* Direction: Repeat all entries exactly.

# # # # # # #

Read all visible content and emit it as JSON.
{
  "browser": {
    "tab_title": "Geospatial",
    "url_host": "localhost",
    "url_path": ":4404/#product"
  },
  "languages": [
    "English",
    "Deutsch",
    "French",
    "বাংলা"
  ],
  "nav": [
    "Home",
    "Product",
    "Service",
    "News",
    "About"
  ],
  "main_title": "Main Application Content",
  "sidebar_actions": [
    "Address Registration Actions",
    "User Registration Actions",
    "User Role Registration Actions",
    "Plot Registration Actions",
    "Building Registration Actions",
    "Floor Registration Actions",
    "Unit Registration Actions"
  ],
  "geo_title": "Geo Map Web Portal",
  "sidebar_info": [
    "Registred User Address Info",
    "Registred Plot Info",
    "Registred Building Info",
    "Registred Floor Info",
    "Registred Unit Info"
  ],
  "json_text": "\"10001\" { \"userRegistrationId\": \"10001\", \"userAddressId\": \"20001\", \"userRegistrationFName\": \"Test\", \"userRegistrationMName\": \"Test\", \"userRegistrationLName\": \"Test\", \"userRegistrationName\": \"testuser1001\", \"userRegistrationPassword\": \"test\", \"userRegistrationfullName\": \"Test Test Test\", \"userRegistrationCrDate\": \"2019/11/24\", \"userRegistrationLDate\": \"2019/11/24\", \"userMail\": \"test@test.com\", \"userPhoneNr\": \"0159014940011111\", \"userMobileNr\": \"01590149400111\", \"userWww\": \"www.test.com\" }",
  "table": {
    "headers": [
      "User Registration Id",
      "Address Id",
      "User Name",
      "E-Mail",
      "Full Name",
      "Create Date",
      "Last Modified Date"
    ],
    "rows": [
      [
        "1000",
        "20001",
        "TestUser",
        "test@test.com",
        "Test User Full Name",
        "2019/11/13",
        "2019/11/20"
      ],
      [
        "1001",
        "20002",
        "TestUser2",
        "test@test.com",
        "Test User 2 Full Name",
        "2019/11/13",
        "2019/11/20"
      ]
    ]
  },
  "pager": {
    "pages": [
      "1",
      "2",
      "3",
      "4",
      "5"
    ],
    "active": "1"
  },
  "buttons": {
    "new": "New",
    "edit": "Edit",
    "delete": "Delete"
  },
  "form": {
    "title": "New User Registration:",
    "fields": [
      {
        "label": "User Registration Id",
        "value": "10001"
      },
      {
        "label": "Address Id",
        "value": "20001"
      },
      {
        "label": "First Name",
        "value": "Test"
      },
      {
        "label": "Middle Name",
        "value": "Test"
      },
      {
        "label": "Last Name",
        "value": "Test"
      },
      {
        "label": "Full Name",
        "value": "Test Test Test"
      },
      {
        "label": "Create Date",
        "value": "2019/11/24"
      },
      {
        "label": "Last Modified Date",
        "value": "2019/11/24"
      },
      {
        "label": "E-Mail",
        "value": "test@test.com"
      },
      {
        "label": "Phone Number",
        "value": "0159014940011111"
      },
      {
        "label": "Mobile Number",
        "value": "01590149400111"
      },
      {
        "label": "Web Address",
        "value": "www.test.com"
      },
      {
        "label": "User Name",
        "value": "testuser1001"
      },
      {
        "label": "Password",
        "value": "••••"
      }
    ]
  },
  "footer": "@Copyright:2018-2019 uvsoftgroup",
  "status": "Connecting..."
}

# # # # # # #

* Answer to the exercise:
Read all visible content and emit it as JSON.
{
  "browser": {
    "tab_title": "Geospatial",
    "url_host": "localhost",
    "url_path": ":4404/#product"
  },
  "languages": [
    "English",
    "Deutsch",
    "French",
    "বাংলা"
  ],
  "nav": [
    "Home",
    "Product",
    "Service",
    "News",
    "About"
  ],
  "main_title": "Main Application Content",
  "sidebar_actions": [
    "Address Registration Actions",
    "User Registration Actions",
    "User Role Registration Actions",
    "Plot Registration Actions",
    "Building Registration Actions",
    "Floor Registration Actions",
    "Unit Registration Actions"
  ],
  "geo_title": "Geo Map Web Portal",
  "sidebar_info": [
    "Registred User Address Info",
    "Registred Plot Info",
    "Registred Building Info",
    "Registred Floor Info",
    "Registred Unit Info"
  ],
  "json_text": "\"10001\" { \"userRegistrationId\": \"10001\", \"userAddressId\": \"20001\", \"userRegistrationFName\": \"Test\", \"userRegistrationMName\": \"Test\", \"userRegistrationLName\": \"Test\", \"userRegistrationName\": \"testuser1001\", \"userRegistrationPassword\": \"test\", \"userRegistrationfullName\": \"Test Test Test\", \"userRegistrationCrDate\": \"2019/11/24\", \"userRegistrationLDate\": \"2019/11/24\", \"userMail\": \"test@test.com\", \"userPhoneNr\": \"0159014940011111\", \"userMobileNr\": \"01590149400111\", \"userWww\": \"www.test.com\" }",
  "table": {
    "headers": [
      "User Registration Id",
      "Address Id",
      "User Name",
      "E-Mail",
      "Full Name",
      "Create Date",
      "Last Modified Date"
    ],
    "rows": [
      [
        "1000",
        "20001",
        "TestUser",
        "test@test.com",
        "Test User Full Name",
        "2019/11/13",
        "2019/11/20"
      ],
      [
        "1001",
        "20002",
        "TestUser2",
        "test@test.com",
        "Test User 2 Full Name",
        "2019/11/13",
        "2019/11/20"
      ]
    ]
  },
  "pager": {
    "pages": [
      "1",
      "2",
      "3",
      "4",
      "5"
    ],
    "active": "1"
  },
  "buttons": {
    "new": "New",
    "edit": "Edit",
    "delete": "Delete"
  },
  "form": {
    "title": "New User Registration:",
    "fields": [
      {
        "label": "User Registration Id",
        "value": "10001"
      },
      {
        "label": "Address Id",
        "value": "20001"
      },
      {
        "label": "First Name",
        "value": "Test"
      },
      {
        "label": "Middle Name",
        "value": "Test"
      },
      {
        "label": "Last Name",
        "value": "Test"
      },
      {
        "label": "Full Name",
        "value": "Test Test Test"
      },
      {
        "label": "Create Date",
        "value": "2019/11/24"
      },
      {
        "label": "Last Modified Date",
        "value": "2019/11/24"
      },
      {
        "label": "E-Mail",
        "value": "test@test.com"
      },
      {
        "label": "Phone Number",
        "value": "0159014940011111"
      },
      {
        "label": "Mobile Number",
        "value": "01590149400111"
      },
      {
        "label": "Web Address",
        "value": "www.test.com"
      },
      {
        "label": "User Name",
        "value": "testuser1001"
      },
      {
        "label": "Password",
        "value": "••••"
      }
    ]
  },
  "footer": "@Copyright:2018-2019 uvsoftgroup",
  "status": "Connecting..."
}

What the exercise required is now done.